# Set exercise
The records underneath are to be repeated exactly, with the pictures left out.

··· Exercise input

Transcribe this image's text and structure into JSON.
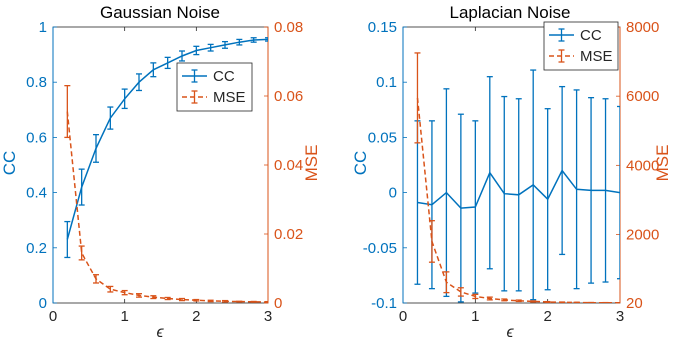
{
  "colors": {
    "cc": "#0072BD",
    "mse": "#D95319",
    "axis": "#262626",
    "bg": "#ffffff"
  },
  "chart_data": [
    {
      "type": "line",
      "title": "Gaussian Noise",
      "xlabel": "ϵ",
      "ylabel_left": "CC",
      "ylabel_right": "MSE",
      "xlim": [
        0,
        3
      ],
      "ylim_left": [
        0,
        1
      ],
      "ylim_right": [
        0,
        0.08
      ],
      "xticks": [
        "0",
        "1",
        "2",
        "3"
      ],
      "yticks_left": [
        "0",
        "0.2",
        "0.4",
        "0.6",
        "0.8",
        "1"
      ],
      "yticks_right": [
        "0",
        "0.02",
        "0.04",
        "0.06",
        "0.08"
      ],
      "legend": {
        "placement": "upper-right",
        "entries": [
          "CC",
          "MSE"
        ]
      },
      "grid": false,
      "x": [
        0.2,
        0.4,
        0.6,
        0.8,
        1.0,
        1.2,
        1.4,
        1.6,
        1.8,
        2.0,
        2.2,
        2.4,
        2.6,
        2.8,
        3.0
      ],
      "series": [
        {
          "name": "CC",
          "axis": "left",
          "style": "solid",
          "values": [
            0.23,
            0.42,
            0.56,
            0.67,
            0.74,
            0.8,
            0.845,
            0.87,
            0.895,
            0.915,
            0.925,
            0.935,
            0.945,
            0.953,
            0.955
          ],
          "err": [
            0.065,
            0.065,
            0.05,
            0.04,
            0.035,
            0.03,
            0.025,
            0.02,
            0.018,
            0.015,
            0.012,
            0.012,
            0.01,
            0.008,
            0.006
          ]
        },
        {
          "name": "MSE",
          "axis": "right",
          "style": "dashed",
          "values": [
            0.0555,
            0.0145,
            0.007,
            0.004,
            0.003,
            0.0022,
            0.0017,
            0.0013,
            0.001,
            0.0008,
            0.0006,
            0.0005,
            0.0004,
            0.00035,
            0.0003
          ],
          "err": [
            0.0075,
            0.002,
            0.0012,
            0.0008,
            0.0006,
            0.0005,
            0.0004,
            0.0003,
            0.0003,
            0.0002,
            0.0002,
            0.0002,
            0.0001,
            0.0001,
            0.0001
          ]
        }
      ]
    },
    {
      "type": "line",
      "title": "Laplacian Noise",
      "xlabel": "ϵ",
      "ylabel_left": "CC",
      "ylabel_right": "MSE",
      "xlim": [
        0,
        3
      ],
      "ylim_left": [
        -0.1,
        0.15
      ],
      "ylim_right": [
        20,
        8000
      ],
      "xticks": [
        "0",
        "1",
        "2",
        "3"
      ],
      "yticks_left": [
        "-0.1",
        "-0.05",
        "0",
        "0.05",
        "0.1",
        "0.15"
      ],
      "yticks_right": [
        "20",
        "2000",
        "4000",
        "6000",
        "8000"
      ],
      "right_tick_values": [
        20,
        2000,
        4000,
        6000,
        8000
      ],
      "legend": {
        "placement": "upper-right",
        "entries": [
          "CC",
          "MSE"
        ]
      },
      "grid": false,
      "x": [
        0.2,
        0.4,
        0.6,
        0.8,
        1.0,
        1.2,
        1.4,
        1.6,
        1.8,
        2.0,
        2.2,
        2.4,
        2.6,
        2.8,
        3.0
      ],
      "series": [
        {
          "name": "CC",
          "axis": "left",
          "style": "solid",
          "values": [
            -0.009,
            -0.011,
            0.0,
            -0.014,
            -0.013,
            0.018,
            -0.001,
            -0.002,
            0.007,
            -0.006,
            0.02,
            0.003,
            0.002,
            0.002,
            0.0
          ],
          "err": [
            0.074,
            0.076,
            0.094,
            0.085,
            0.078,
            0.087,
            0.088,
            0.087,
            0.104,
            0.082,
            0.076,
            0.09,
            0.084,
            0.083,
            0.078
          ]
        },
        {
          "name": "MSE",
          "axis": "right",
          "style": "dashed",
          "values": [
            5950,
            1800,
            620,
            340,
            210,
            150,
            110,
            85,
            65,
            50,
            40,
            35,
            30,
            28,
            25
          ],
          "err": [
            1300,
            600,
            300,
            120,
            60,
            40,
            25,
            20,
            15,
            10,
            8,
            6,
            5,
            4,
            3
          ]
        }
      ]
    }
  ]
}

······

# The response
Transcribe this image's text and structure into JSON.
{
  "colors": {
    "cc": "#0072BD",
    "mse": "#D95319",
    "axis": "#262626",
    "bg": "#ffffff"
  },
  "chart_data": [
    {
      "type": "line",
      "title": "Gaussian Noise",
      "xlabel": "ϵ",
      "ylabel_left": "CC",
      "ylabel_right": "MSE",
      "xlim": [
        0,
        3
      ],
      "ylim_left": [
        0,
        1
      ],
      "ylim_right": [
        0,
        0.08
      ],
      "xticks": [
        "0",
        "1",
        "2",
        "3"
      ],
      "yticks_left": [
        "0",
        "0.2",
        "0.4",
        "0.6",
        "0.8",
        "1"
      ],
      "yticks_right": [
        "0",
        "0.02",
        "0.04",
        "0.06",
        "0.08"
      ],
      "legend": {
        "placement": "upper-right",
        "entries": [
          "CC",
          "MSE"
        ]
      },
      "grid": false,
      "x": [
        0.2,
        0.4,
        0.6,
        0.8,
        1.0,
        1.2,
        1.4,
        1.6,
        1.8,
        2.0,
        2.2,
        2.4,
        2.6,
        2.8,
        3.0
      ],
      "series": [
        {
          "name": "CC",
          "axis": "left",
          "style": "solid",
          "values": [
            0.23,
            0.42,
            0.56,
            0.67,
            0.74,
            0.8,
            0.845,
            0.87,
            0.895,
            0.915,
            0.925,
            0.935,
            0.945,
            0.953,
            0.955
          ],
          "err": [
            0.065,
            0.065,
            0.05,
            0.04,
            0.035,
            0.03,
            0.025,
            0.02,
            0.018,
            0.015,
            0.012,
            0.012,
            0.01,
            0.008,
            0.006
          ]
        },
        {
          "name": "MSE",
          "axis": "right",
          "style": "dashed",
          "values": [
            0.0555,
            0.0145,
            0.007,
            0.004,
            0.003,
            0.0022,
            0.0017,
            0.0013,
            0.001,
            0.0008,
            0.0006,
            0.0005,
            0.0004,
            0.00035,
            0.0003
          ],
          "err": [
            0.0075,
            0.002,
            0.0012,
            0.0008,
            0.0006,
            0.0005,
            0.0004,
            0.0003,
            0.0003,
            0.0002,
            0.0002,
            0.0002,
            0.0001,
            0.0001,
            0.0001
          ]
        }
      ]
    },
    {
      "type": "line",
      "title": "Laplacian Noise",
      "xlabel": "ϵ",
      "ylabel_left": "CC",
      "ylabel_right": "MSE",
      "xlim": [
        0,
        3
      ],
      "ylim_left": [
        -0.1,
        0.15
      ],
      "ylim_right": [
        20,
        8000
      ],
      "xticks": [
        "0",
        "1",
        "2",
        "3"
      ],
      "yticks_left": [
        "-0.1",
        "-0.05",
        "0",
        "0.05",
        "0.1",
        "0.15"
      ],
      "yticks_right": [
        "20",
        "2000",
        "4000",
        "6000",
        "8000"
      ],
      "right_tick_values": [
        20,
        2000,
        4000,
        6000,
        8000
      ],
      "legend": {
        "placement": "upper-right",
        "entries": [
          "CC",
          "MSE"
        ]
      },
      "grid": false,
      "x": [
        0.2,
        0.4,
        0.6,
        0.8,
        1.0,
        1.2,
        1.4,
        1.6,
        1.8,
        2.0,
        2.2,
        2.4,
        2.6,
        2.8,
        3.0
      ],
      "series": [
        {
          "name": "CC",
          "axis": "left",
          "style": "solid",
          "values": [
            -0.009,
            -0.011,
            0.0,
            -0.014,
            -0.013,
            0.018,
            -0.001,
            -0.002,
            0.007,
            -0.006,
            0.02,
            0.003,
            0.002,
            0.002,
            0.0
          ],
          "err": [
            0.074,
            0.076,
            0.094,
            0.085,
            0.078,
            0.087,
            0.088,
            0.087,
            0.104,
            0.082,
            0.076,
            0.09,
            0.084,
            0.083,
            0.078
          ]
        },
        {
          "name": "MSE",
          "axis": "right",
          "style": "dashed",
          "values": [
            5950,
            1800,
            620,
            340,
            210,
            150,
            110,
            85,
            65,
            50,
            40,
            35,
            30,
            28,
            25
          ],
          "err": [
            1300,
            600,
            300,
            120,
            60,
            40,
            25,
            20,
            15,
            10,
            8,
            6,
            5,
            4,
            3
          ]
        }
      ]
    }
  ]
}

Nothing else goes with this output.